▸ What is needed: List, from the lines below, each one with "title" in it.

▸ Extracts from a graphics dataset:

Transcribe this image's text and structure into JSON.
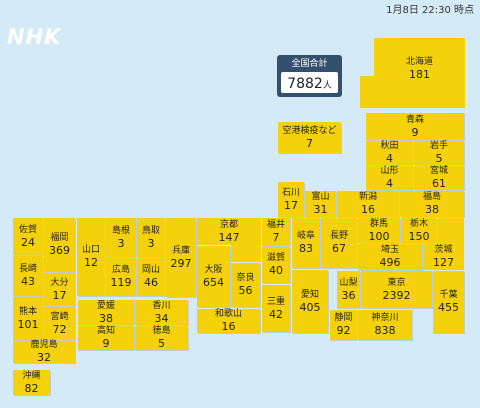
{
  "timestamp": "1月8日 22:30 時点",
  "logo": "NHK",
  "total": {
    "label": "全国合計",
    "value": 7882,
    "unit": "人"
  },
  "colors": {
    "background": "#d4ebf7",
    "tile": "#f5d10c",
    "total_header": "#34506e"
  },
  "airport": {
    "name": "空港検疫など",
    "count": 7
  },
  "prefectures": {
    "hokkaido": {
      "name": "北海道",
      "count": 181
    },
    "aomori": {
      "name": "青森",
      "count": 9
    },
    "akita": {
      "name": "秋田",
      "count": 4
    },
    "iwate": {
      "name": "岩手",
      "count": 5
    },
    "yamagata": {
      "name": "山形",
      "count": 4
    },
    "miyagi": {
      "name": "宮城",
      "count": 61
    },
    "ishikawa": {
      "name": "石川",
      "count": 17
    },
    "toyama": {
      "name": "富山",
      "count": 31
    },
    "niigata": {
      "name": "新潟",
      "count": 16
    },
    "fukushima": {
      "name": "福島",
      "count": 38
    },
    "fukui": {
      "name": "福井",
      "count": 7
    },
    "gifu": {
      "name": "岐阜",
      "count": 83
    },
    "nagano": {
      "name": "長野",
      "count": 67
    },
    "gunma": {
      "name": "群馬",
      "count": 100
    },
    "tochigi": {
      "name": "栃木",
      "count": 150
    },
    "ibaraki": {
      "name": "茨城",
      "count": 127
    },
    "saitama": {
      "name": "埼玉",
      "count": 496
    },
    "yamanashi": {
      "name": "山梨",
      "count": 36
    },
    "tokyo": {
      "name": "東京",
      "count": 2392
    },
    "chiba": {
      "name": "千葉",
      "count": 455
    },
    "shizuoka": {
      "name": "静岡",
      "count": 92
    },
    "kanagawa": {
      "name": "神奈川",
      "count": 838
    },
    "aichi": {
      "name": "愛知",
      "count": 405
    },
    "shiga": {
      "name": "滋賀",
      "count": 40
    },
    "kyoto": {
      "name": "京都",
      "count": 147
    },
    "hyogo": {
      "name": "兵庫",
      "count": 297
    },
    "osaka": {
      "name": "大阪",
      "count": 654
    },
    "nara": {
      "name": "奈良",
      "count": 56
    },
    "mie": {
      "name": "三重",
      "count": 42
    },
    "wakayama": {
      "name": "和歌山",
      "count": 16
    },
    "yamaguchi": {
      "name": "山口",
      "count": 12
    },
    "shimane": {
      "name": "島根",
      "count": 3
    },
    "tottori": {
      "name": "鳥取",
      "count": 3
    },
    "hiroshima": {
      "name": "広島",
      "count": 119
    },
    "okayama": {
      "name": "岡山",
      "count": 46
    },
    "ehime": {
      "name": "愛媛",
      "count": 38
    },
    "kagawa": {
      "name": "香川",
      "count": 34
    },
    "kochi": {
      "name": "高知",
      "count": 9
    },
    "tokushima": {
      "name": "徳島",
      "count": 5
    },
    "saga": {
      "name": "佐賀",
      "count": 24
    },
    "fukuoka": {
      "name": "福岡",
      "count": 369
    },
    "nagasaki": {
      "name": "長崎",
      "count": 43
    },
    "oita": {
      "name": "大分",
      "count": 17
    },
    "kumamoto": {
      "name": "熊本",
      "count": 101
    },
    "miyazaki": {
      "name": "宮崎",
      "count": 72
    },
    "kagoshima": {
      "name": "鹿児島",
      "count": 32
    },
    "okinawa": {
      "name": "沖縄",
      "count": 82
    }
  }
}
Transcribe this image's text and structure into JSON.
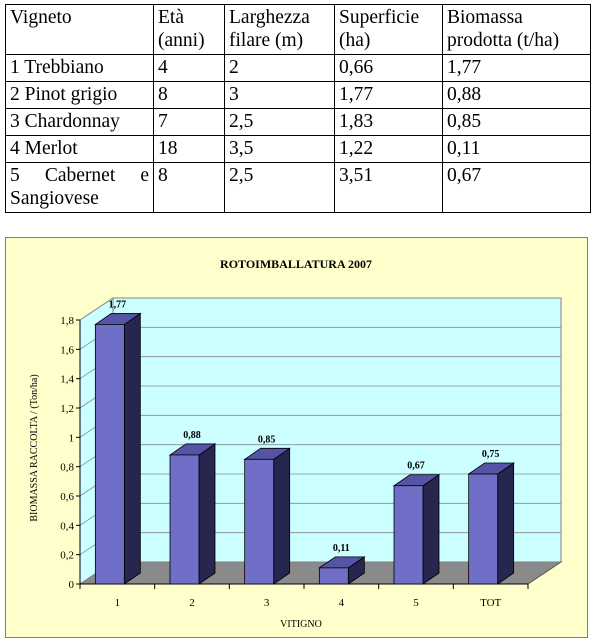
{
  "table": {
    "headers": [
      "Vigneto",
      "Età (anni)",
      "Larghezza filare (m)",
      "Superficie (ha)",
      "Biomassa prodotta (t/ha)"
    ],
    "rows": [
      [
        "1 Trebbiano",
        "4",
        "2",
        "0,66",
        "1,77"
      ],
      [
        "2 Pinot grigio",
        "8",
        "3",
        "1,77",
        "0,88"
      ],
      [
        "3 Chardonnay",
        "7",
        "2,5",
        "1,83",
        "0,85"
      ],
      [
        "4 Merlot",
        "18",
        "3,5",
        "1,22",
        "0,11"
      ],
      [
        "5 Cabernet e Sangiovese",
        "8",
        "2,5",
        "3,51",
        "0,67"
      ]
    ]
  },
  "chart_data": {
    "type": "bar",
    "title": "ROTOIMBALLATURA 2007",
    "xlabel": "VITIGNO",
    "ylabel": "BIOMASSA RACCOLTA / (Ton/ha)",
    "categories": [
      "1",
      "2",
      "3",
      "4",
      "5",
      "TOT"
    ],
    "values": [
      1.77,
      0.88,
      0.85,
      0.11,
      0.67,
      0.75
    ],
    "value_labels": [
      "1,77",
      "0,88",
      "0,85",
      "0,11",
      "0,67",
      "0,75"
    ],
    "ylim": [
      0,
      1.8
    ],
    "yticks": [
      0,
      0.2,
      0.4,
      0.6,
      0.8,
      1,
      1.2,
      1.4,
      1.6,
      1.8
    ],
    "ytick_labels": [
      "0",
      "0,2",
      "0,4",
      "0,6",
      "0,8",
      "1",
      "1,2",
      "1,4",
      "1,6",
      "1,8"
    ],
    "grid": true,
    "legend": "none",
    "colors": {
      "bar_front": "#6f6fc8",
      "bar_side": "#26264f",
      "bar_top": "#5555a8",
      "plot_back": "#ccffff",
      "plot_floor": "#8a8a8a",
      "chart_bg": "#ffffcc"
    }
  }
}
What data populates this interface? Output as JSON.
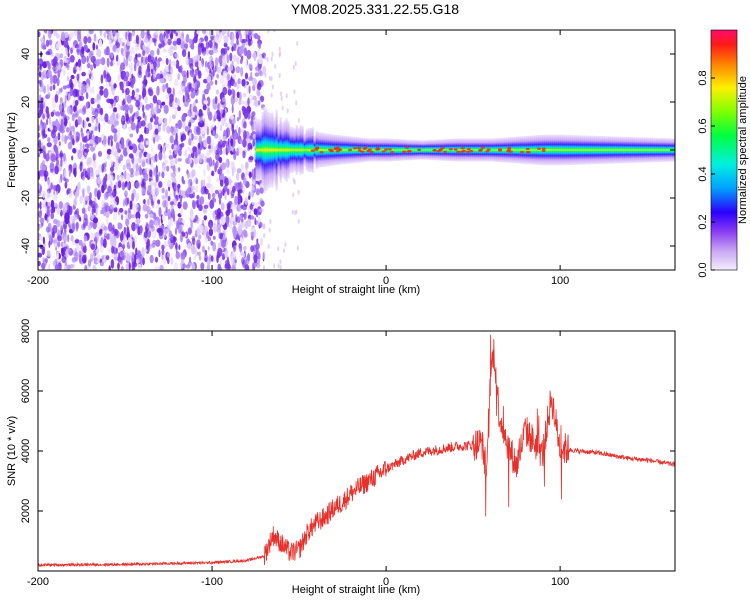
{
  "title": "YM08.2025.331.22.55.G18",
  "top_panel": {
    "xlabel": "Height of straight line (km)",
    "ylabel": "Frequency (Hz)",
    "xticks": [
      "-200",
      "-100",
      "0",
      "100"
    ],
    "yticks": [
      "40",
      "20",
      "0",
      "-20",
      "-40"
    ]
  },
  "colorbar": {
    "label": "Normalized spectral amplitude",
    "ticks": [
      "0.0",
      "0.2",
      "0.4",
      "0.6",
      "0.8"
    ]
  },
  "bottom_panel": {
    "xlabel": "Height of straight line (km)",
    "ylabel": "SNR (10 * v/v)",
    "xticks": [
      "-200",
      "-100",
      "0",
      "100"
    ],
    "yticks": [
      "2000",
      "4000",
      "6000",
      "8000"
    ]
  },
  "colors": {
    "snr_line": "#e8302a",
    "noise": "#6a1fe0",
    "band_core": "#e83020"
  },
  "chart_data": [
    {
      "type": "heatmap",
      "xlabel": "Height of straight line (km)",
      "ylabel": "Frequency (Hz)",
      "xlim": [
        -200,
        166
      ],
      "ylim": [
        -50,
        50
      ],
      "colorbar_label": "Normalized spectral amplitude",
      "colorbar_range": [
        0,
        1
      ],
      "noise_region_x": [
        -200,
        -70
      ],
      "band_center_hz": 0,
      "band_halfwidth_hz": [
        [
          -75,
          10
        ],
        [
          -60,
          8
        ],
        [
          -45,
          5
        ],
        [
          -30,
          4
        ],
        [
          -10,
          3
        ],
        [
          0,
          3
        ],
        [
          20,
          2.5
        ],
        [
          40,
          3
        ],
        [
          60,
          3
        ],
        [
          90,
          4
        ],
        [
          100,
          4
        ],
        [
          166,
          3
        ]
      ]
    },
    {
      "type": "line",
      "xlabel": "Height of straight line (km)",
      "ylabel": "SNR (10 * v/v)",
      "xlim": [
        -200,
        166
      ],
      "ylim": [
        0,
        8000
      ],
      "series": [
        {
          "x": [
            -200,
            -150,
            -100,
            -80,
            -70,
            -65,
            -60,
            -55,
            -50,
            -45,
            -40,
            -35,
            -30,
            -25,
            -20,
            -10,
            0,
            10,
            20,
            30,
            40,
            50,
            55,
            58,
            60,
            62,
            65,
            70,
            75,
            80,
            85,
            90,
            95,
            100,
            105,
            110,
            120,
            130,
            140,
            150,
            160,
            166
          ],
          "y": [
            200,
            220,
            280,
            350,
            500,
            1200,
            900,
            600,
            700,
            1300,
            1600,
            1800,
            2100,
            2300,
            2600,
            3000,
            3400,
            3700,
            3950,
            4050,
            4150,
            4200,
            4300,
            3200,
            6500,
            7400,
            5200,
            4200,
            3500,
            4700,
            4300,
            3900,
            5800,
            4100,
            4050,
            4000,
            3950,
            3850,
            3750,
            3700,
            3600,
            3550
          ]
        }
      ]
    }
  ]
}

▸ Output for this task:
    "title": "ROTOIMBALLATURA 2007",
  "title": "YM08.2025.331.22.55.G18",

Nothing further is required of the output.